══ SUPPLIED RECORDS ══

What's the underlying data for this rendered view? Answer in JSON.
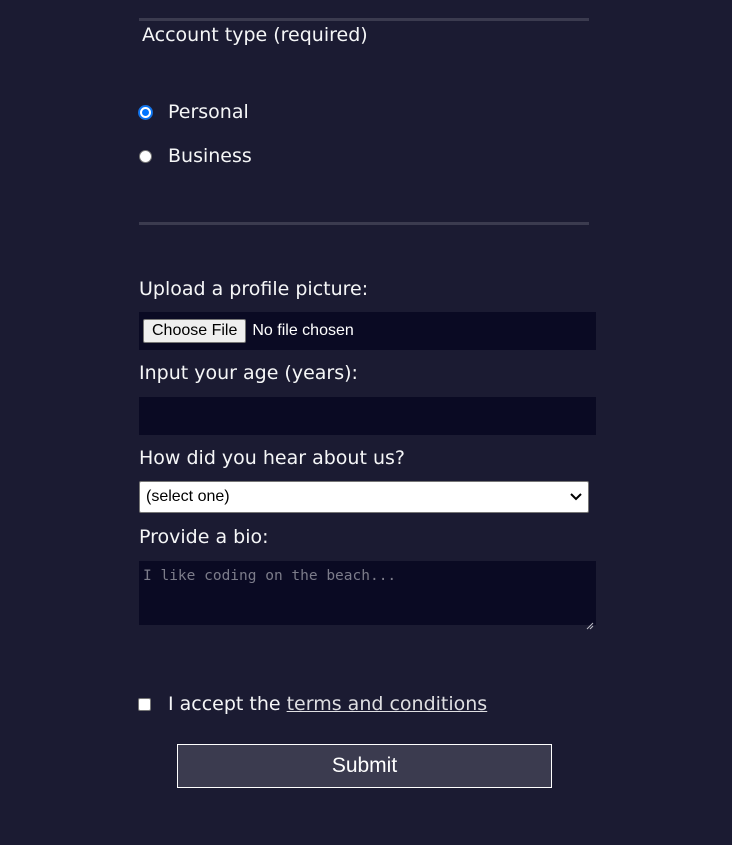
{
  "account_type": {
    "legend": "Account type (required)",
    "options": [
      {
        "label": "Personal",
        "checked": true
      },
      {
        "label": "Business",
        "checked": false
      }
    ]
  },
  "profile_picture": {
    "label": "Upload a profile picture:",
    "button_label": "Choose File",
    "status": "No file chosen"
  },
  "age": {
    "label": "Input your age (years):",
    "value": ""
  },
  "referrer": {
    "label": "How did you hear about us?",
    "selected": "(select one)"
  },
  "bio": {
    "label": "Provide a bio:",
    "placeholder": "I like coding on the beach..."
  },
  "terms": {
    "prefix": "I accept the",
    "link_text": "terms and conditions",
    "checked": false
  },
  "submit": {
    "label": "Submit"
  },
  "colors": {
    "background": "#1b1b32",
    "input_background": "#0a0a23",
    "button_background": "#3b3b4f",
    "radio_accent": "#0075ff"
  },
  "icons": {
    "select_arrow": "chevron-down-icon",
    "resize": "resize-grip-icon"
  }
}
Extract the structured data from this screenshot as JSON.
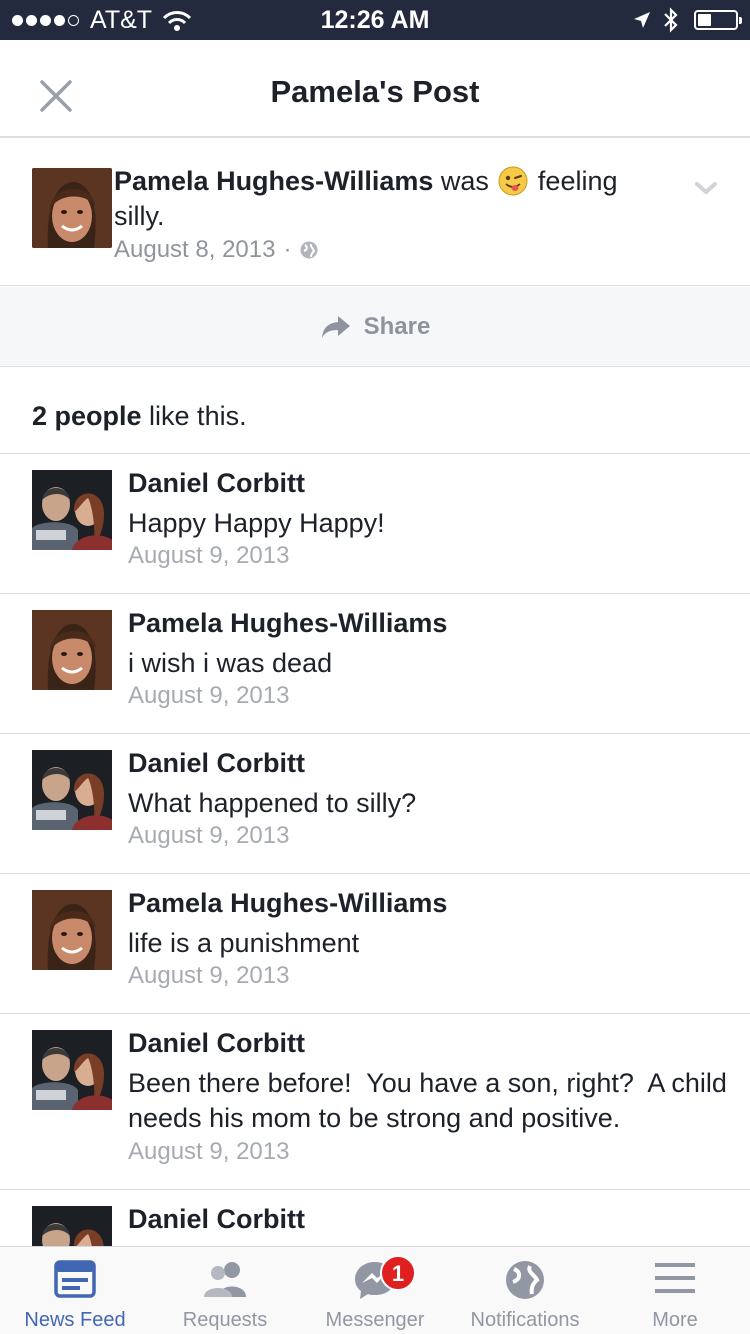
{
  "status_bar": {
    "carrier": "AT&T",
    "time": "12:26 AM",
    "signal_filled": 4,
    "signal_total": 5,
    "battery_level": 0.35
  },
  "header": {
    "title": "Pamela's Post"
  },
  "post": {
    "author": "Pamela Hughes-Williams",
    "was": "was",
    "feeling": "feeling",
    "mood": "silly.",
    "date": "August 8, 2013",
    "separator": "·",
    "emoji": "winking-tongue-emoji",
    "privacy_icon": "globe-icon"
  },
  "share": {
    "label": "Share"
  },
  "likes": {
    "count_text": "2 people",
    "suffix": "like this."
  },
  "comments": [
    {
      "author": "Daniel Corbitt",
      "text": "Happy Happy Happy!",
      "date": "August 9, 2013"
    },
    {
      "author": "Pamela Hughes-Williams",
      "text": "i wish i was dead",
      "date": "August 9, 2013"
    },
    {
      "author": "Daniel Corbitt",
      "text": "What happened to silly?",
      "date": "August 9, 2013"
    },
    {
      "author": "Pamela Hughes-Williams",
      "text": "life is a punishment",
      "date": "August 9, 2013"
    },
    {
      "author": "Daniel Corbitt",
      "text": "Been there before!  You have a son, right?  A child needs his mom to be strong and positive.",
      "date": "August 9, 2013"
    },
    {
      "author": "Daniel Corbitt",
      "text": "",
      "date": ""
    }
  ],
  "tabs": [
    {
      "label": "News Feed",
      "icon": "news-feed-icon",
      "active": true
    },
    {
      "label": "Requests",
      "icon": "requests-icon",
      "active": false
    },
    {
      "label": "Messenger",
      "icon": "messenger-icon",
      "active": false,
      "badge": "1"
    },
    {
      "label": "Notifications",
      "icon": "globe-icon",
      "active": false
    },
    {
      "label": "More",
      "icon": "menu-icon",
      "active": false
    }
  ],
  "colors": {
    "accent": "#4267b2",
    "status_bar_bg": "#232a3d",
    "badge": "#e02020",
    "muted_text": "#90949c"
  }
}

═══

◆ EXERCISE AIM
Extract every line above containing the word "What".

◆ TASK RESPONSE
What's the underlying data for this rendered view? Answer in JSON.
      "text": "What happened to silly?",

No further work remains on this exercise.